━━━ Data to process ━━━

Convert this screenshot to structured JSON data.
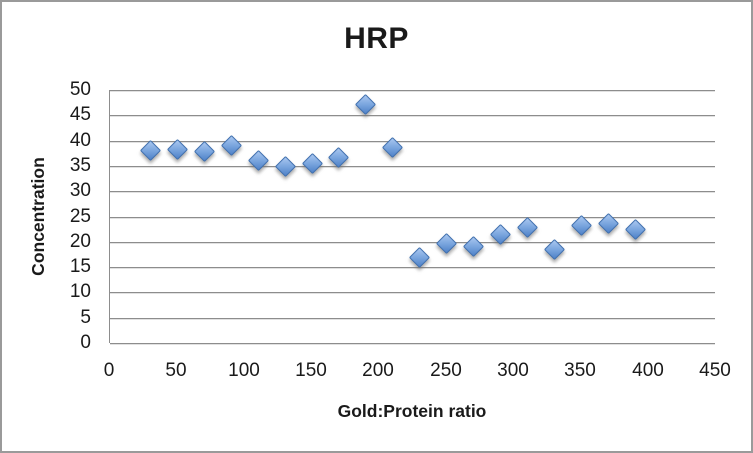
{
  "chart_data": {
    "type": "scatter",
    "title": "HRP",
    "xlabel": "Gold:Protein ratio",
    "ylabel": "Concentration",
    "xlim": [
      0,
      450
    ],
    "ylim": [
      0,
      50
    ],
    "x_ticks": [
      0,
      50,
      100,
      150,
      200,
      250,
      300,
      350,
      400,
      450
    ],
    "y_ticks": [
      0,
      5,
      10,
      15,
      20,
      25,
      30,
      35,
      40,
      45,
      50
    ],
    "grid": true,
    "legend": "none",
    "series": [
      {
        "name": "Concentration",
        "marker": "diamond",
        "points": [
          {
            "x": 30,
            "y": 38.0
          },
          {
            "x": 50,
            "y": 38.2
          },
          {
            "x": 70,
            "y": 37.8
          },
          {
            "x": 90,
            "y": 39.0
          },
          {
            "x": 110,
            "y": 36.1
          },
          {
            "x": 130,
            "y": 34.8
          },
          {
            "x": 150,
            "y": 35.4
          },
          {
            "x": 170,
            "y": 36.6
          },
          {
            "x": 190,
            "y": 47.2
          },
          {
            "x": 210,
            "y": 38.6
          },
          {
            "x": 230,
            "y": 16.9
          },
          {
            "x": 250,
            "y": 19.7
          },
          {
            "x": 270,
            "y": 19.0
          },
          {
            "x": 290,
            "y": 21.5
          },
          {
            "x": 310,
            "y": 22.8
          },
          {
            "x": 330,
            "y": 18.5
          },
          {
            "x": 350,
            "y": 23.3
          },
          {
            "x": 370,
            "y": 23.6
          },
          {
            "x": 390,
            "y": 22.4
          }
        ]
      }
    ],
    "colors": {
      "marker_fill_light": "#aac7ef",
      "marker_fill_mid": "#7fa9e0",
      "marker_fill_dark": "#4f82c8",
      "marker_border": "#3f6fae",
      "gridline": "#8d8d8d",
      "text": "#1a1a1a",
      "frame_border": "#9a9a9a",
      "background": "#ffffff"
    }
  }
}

━━━

Your instructions: Repeat the listing exactly, pictures excluded.

Output of the exercise:
Convert this screenshot to structured JSON data.
{
  "chart_data": {
    "type": "scatter",
    "title": "HRP",
    "xlabel": "Gold:Protein ratio",
    "ylabel": "Concentration",
    "xlim": [
      0,
      450
    ],
    "ylim": [
      0,
      50
    ],
    "x_ticks": [
      0,
      50,
      100,
      150,
      200,
      250,
      300,
      350,
      400,
      450
    ],
    "y_ticks": [
      0,
      5,
      10,
      15,
      20,
      25,
      30,
      35,
      40,
      45,
      50
    ],
    "grid": true,
    "legend": "none",
    "series": [
      {
        "name": "Concentration",
        "marker": "diamond",
        "points": [
          {
            "x": 30,
            "y": 38.0
          },
          {
            "x": 50,
            "y": 38.2
          },
          {
            "x": 70,
            "y": 37.8
          },
          {
            "x": 90,
            "y": 39.0
          },
          {
            "x": 110,
            "y": 36.1
          },
          {
            "x": 130,
            "y": 34.8
          },
          {
            "x": 150,
            "y": 35.4
          },
          {
            "x": 170,
            "y": 36.6
          },
          {
            "x": 190,
            "y": 47.2
          },
          {
            "x": 210,
            "y": 38.6
          },
          {
            "x": 230,
            "y": 16.9
          },
          {
            "x": 250,
            "y": 19.7
          },
          {
            "x": 270,
            "y": 19.0
          },
          {
            "x": 290,
            "y": 21.5
          },
          {
            "x": 310,
            "y": 22.8
          },
          {
            "x": 330,
            "y": 18.5
          },
          {
            "x": 350,
            "y": 23.3
          },
          {
            "x": 370,
            "y": 23.6
          },
          {
            "x": 390,
            "y": 22.4
          }
        ]
      }
    ],
    "colors": {
      "marker_fill_light": "#aac7ef",
      "marker_fill_mid": "#7fa9e0",
      "marker_fill_dark": "#4f82c8",
      "marker_border": "#3f6fae",
      "gridline": "#8d8d8d",
      "text": "#1a1a1a",
      "frame_border": "#9a9a9a",
      "background": "#ffffff"
    }
  }
}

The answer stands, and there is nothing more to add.